◆ To be done ◆
Rewrite the lines from the start of the records through the line containing "code-comment: // 省 — [507, 476, 569, 501]", both included, substituting "option-label" for "checkbox-label" and leaving everything else unchanged.

★ ★ ★

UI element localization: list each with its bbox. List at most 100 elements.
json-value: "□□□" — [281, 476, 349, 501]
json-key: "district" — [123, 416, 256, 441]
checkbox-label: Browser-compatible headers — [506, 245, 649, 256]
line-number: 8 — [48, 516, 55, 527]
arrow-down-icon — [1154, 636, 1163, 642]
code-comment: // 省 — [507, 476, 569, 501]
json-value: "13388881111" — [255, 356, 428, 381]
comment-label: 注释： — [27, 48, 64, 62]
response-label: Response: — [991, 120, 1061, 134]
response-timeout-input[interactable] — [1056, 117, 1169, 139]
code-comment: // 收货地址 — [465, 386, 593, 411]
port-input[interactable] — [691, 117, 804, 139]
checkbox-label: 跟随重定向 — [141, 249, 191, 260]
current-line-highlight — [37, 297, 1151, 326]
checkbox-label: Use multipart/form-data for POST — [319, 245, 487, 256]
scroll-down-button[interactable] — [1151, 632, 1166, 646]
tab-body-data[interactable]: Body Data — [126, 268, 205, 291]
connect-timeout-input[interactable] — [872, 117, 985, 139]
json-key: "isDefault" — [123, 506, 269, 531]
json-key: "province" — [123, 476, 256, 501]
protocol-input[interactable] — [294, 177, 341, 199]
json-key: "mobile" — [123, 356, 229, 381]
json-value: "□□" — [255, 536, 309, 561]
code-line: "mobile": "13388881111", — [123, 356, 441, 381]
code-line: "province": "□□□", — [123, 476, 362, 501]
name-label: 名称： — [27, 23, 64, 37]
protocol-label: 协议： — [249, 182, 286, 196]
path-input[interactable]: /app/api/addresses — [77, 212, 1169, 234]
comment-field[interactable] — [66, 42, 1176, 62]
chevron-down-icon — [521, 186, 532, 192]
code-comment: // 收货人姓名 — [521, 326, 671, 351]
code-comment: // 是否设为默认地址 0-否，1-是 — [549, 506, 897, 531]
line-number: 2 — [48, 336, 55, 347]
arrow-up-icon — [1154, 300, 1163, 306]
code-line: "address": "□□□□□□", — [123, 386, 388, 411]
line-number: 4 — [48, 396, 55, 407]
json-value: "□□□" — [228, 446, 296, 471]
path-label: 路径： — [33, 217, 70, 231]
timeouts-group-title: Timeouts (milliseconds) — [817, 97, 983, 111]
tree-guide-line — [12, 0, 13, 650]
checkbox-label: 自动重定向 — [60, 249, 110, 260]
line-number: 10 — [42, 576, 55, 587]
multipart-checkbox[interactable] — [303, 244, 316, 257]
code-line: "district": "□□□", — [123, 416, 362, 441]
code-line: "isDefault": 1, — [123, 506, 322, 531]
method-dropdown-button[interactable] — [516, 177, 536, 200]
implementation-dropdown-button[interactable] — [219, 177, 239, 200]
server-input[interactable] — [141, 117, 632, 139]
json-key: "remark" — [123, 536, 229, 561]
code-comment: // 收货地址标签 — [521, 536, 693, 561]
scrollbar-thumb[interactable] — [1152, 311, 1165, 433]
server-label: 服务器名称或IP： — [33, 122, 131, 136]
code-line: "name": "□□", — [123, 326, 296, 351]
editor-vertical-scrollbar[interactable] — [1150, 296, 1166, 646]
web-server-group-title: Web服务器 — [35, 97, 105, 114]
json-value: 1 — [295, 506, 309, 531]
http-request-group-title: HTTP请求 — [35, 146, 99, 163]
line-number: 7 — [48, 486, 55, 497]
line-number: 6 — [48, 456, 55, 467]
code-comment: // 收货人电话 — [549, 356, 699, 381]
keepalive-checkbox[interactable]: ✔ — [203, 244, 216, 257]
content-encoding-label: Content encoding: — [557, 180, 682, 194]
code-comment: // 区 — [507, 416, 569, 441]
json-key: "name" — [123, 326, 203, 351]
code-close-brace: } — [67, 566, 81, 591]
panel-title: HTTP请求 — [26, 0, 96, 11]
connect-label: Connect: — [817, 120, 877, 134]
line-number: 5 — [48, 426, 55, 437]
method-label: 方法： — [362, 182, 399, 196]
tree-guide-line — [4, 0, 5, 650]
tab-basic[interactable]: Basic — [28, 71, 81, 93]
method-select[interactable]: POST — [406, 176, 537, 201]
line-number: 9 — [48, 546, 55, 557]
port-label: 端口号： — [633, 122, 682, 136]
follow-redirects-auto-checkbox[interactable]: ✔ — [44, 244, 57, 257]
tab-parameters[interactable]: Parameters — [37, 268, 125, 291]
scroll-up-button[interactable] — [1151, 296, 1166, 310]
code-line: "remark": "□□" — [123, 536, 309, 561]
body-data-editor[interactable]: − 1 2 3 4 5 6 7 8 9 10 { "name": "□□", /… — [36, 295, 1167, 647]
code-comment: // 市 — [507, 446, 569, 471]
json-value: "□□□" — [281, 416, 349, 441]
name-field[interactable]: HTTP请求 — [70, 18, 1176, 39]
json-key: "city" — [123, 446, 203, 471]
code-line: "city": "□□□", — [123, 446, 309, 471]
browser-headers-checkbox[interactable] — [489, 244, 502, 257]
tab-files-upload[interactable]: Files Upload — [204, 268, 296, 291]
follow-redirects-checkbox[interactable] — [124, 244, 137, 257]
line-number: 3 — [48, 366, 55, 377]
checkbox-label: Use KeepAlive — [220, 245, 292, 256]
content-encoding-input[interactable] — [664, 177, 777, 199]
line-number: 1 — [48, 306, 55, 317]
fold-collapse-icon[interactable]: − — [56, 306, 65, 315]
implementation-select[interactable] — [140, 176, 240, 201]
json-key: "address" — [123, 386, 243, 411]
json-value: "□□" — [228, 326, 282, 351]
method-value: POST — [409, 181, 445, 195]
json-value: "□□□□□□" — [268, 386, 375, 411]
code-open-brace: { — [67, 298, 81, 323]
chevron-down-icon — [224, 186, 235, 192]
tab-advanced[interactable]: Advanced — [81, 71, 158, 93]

★ ★ ★

◆ Complete answer ◆
UI element localization: list each with its bbox. List at most 100 elements.
json-value: "□□□" — [281, 476, 349, 501]
json-key: "district" — [123, 416, 256, 441]
option-label: Browser-compatible headers — [506, 245, 649, 256]
line-number: 8 — [48, 516, 55, 527]
arrow-down-icon — [1154, 636, 1163, 642]
code-comment: // 省 — [507, 476, 569, 501]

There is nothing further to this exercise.